__EXERCISE REQUIREMENTS__
Reproduce the records word for word, from the first line through the line containing "contour (647, 1139, 927, 1354)".
..............................
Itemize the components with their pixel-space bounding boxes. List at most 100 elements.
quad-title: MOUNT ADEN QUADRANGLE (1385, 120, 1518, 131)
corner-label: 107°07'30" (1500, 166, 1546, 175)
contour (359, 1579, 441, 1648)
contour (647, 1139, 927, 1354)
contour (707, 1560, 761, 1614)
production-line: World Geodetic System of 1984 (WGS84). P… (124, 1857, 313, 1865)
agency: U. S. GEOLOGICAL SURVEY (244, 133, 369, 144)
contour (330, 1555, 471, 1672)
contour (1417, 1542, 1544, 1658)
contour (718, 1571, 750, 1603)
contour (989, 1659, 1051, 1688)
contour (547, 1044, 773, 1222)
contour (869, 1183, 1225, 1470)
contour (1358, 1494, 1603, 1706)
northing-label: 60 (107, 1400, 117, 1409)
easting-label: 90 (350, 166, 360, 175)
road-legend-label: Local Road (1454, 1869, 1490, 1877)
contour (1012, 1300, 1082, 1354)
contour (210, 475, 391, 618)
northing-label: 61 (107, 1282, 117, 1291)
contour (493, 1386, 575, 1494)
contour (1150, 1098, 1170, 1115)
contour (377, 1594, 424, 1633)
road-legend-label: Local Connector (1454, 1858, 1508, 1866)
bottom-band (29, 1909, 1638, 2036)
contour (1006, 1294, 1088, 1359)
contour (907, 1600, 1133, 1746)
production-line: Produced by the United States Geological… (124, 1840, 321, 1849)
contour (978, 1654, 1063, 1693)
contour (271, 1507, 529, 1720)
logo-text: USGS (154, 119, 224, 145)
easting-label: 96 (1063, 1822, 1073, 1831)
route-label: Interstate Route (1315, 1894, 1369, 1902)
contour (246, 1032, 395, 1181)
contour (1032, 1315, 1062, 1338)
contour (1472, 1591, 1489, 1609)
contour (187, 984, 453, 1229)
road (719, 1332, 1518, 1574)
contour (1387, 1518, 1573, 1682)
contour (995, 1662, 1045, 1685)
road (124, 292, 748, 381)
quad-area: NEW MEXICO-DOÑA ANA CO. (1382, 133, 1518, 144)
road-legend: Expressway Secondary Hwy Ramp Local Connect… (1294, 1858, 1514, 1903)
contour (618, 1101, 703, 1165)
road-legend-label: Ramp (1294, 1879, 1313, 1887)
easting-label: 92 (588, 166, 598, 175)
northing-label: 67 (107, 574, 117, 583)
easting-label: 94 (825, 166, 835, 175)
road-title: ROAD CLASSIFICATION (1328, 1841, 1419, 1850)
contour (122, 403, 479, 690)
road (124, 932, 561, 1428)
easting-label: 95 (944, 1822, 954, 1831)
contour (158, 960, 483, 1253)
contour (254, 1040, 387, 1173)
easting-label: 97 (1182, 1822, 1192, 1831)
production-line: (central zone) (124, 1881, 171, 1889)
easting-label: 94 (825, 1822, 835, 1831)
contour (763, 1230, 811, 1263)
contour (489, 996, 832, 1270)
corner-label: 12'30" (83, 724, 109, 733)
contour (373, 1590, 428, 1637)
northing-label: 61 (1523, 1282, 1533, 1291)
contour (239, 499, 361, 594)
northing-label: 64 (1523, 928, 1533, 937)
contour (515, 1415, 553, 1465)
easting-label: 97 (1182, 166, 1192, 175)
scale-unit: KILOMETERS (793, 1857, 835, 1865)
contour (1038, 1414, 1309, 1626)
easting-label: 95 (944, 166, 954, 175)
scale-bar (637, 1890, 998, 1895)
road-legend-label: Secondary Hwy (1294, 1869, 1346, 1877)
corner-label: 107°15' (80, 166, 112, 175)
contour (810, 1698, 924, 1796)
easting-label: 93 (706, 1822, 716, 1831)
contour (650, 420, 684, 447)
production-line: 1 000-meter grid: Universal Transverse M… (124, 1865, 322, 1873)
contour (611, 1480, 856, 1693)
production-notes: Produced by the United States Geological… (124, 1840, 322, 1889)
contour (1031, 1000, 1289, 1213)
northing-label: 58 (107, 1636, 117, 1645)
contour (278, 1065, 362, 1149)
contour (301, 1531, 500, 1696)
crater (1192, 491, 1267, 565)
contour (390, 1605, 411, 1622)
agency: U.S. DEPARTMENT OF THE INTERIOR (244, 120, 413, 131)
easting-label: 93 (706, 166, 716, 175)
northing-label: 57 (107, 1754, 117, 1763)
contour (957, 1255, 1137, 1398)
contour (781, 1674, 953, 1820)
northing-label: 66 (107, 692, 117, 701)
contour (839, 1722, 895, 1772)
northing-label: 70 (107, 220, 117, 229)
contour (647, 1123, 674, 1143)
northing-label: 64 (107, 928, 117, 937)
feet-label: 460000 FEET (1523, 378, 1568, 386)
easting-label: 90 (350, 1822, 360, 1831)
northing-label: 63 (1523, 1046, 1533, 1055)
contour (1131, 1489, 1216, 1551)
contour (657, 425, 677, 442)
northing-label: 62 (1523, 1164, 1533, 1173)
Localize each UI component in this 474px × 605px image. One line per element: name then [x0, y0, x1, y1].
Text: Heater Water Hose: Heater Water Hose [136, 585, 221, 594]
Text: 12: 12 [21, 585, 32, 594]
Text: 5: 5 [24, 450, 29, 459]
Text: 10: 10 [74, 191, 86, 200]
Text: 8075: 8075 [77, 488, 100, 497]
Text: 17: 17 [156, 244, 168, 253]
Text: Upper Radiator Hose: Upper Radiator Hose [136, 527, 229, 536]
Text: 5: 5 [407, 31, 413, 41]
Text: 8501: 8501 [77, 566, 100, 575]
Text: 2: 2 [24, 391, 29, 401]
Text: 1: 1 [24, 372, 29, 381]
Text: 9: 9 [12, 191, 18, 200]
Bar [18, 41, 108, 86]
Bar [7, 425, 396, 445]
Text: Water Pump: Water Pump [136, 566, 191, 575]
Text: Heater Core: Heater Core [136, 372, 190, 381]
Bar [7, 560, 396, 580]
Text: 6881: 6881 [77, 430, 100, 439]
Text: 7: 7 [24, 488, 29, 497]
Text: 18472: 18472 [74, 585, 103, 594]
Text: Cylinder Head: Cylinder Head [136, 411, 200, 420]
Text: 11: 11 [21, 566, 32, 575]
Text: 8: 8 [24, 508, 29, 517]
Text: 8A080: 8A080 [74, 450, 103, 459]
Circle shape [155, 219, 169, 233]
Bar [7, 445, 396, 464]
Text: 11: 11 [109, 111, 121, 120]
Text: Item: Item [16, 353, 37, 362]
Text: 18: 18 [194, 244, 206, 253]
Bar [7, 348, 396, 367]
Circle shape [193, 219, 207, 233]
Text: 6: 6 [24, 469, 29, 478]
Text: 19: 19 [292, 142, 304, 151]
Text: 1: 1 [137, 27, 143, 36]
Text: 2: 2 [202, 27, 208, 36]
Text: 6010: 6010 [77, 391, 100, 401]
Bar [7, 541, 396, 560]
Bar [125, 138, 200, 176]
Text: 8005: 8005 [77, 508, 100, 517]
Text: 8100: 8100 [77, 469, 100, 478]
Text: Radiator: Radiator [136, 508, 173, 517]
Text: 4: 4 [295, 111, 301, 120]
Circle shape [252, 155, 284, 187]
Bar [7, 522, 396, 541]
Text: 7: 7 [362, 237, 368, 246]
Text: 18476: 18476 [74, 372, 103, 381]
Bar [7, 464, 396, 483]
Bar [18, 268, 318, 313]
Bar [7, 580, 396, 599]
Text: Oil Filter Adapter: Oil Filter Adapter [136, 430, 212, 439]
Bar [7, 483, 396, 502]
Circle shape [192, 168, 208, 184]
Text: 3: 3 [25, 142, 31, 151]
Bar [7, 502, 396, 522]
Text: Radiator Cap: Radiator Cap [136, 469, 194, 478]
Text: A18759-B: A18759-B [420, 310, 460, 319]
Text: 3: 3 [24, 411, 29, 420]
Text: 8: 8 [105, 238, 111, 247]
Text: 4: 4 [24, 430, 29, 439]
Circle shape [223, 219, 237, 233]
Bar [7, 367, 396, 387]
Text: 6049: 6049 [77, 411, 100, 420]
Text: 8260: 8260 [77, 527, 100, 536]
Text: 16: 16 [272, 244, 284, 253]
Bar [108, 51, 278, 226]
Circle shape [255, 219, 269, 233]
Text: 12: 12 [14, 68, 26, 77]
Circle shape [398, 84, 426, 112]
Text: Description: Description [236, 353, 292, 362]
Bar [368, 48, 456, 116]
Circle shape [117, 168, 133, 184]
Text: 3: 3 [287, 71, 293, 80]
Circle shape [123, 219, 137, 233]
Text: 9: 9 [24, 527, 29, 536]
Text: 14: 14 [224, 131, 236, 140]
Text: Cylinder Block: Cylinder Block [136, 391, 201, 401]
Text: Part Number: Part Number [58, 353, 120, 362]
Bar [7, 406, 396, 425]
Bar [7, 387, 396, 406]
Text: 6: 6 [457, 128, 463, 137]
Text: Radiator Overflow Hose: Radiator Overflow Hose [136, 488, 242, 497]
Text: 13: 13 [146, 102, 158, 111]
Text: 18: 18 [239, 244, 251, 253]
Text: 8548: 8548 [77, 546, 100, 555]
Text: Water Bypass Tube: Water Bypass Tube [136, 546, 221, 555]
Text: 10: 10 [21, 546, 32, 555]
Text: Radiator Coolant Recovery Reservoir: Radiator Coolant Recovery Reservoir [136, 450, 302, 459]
..............................
__SOLUTION FOR THIS TASK__
Itemize the components with their pixel-space bounding boxes. List at most 100 elements.
quad-title: MOUNT ADEN QUADRANGLE (1385, 120, 1518, 131)
corner-label: 107°07'30" (1500, 166, 1546, 175)
contour (359, 1579, 441, 1648)
contour (647, 1139, 927, 1354)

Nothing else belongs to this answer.